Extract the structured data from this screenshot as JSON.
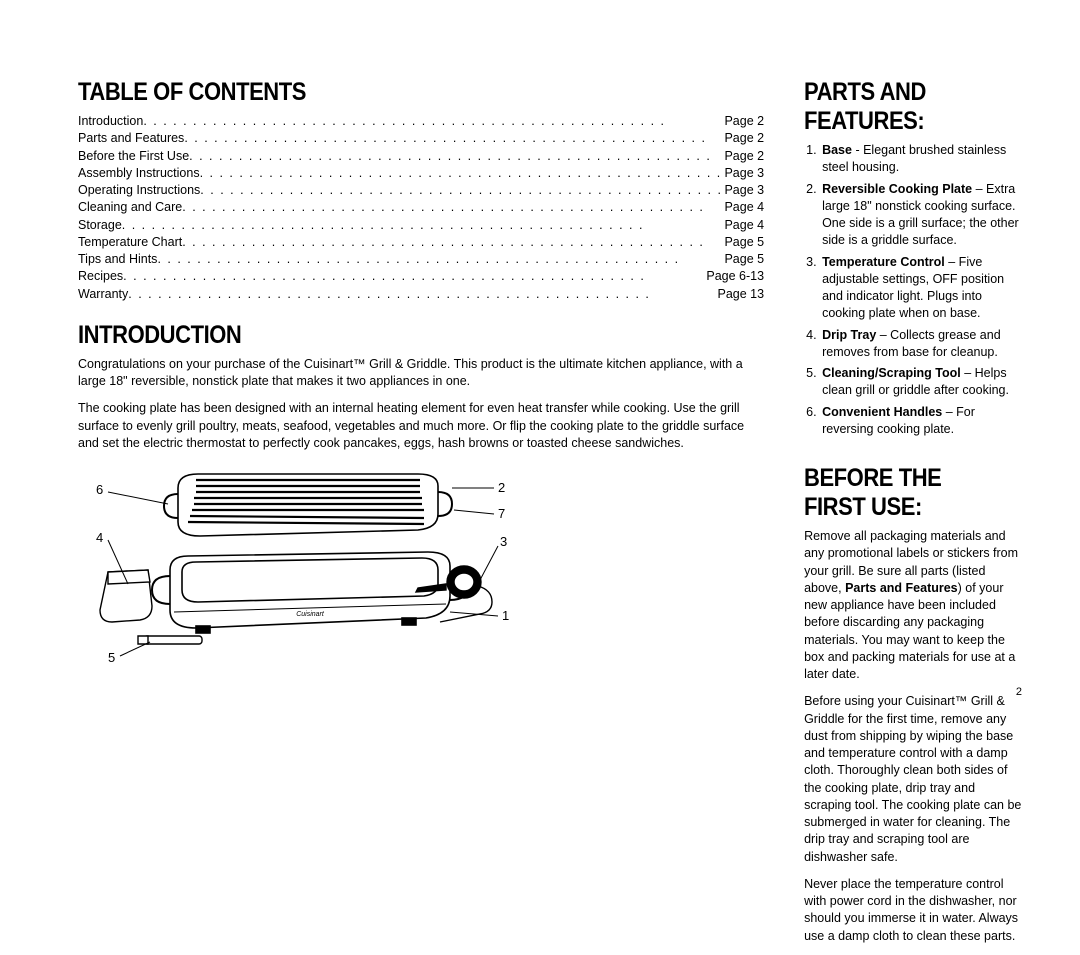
{
  "page_number": "2",
  "left": {
    "toc_heading": "TABLE OF CONTENTS",
    "toc": [
      {
        "label": "Introduction",
        "page": "Page 2"
      },
      {
        "label": "Parts and Features",
        "page": "Page 2"
      },
      {
        "label": "Before the First Use",
        "page": "Page 2"
      },
      {
        "label": "Assembly Instructions",
        "page": "Page 3"
      },
      {
        "label": "Operating Instructions",
        "page": "Page 3"
      },
      {
        "label": "Cleaning and Care",
        "page": "Page 4"
      },
      {
        "label": "Storage",
        "page": "Page 4"
      },
      {
        "label": "Temperature Chart",
        "page": "Page 5"
      },
      {
        "label": "Tips and Hints",
        "page": "Page 5"
      },
      {
        "label": "Recipes",
        "page": "Page 6-13"
      },
      {
        "label": "Warranty",
        "page": "Page 13"
      }
    ],
    "intro_heading": "INTRODUCTION",
    "intro_p1": "Congratulations on your purchase of the Cuisinart™ Grill & Griddle. This product is the ultimate kitchen appliance, with a large 18\" reversible, nonstick plate that makes it two appliances in one.",
    "intro_p2": "The cooking plate has been designed with an internal heating element for even heat transfer while cooking. Use the grill surface to evenly grill poultry, meats, seafood, vegetables and much more. Or flip the cooking plate to the griddle surface and set the electric thermostat to perfectly cook pancakes, eggs, hash browns or toasted cheese sandwiches.",
    "callouts": {
      "c1": "1",
      "c2": "2",
      "c3": "3",
      "c4": "4",
      "c5": "5",
      "c6": "6",
      "c7": "7"
    }
  },
  "right": {
    "parts_heading": "PARTS AND FEATURES:",
    "features": [
      {
        "name": "Base",
        "desc": " - Elegant brushed stainless steel housing."
      },
      {
        "name": "Reversible Cooking Plate",
        "desc": " – Extra large 18\" nonstick cooking surface. One side is a grill surface; the other side is a griddle surface."
      },
      {
        "name": "Temperature Control",
        "desc": " – Five adjustable settings, OFF position and indicator light. Plugs into cooking plate when on base."
      },
      {
        "name": "Drip Tray",
        "desc": " – Collects grease and removes from base for cleanup."
      },
      {
        "name": "Cleaning/Scraping Tool",
        "desc": " – Helps clean grill or griddle after cooking."
      },
      {
        "name": "Convenient Handles",
        "desc": " – For reversing cooking plate."
      }
    ],
    "before_heading": "BEFORE THE FIRST USE:",
    "before_p1a": "Remove all packaging materials and any promotional labels or stickers from your grill. Be sure all parts (listed above, ",
    "before_p1b": "Parts and Features",
    "before_p1c": ") of your new appliance have been included before discarding any packaging materials. You may want to keep the box and packing materials for use at a later date.",
    "before_p2": "Before using your Cuisinart™ Grill & Griddle for the first time, remove any dust from shipping by wiping the base and temperature control with a damp cloth. Thoroughly clean both sides of the cooking plate, drip tray and scraping tool. The cooking plate can be submerged in water for cleaning. The drip tray and scraping tool are dishwasher safe.",
    "before_p3": "Never place the temperature control with power cord in the dishwasher, nor should you immerse it in water. Always use a damp cloth to clean these parts."
  }
}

---

(Your task):
Gather all lines where the word "water" appears.

(Written solution):
    "before_p2": "Before using your Cuisinart™ Grill & Griddle for the first time, remove any dust from shipping by wiping the base and temperature control with a damp cloth. Thoroughly clean both sides of the cooking plate, drip tray and scraping tool. The cooking plate can be submerged in water for cleaning. The drip tray and scraping tool are dishwasher safe.",
    "before_p3": "Never place the temperature control with power cord in the dishwasher, nor should you immerse it in water. Always use a damp cloth to clean these parts."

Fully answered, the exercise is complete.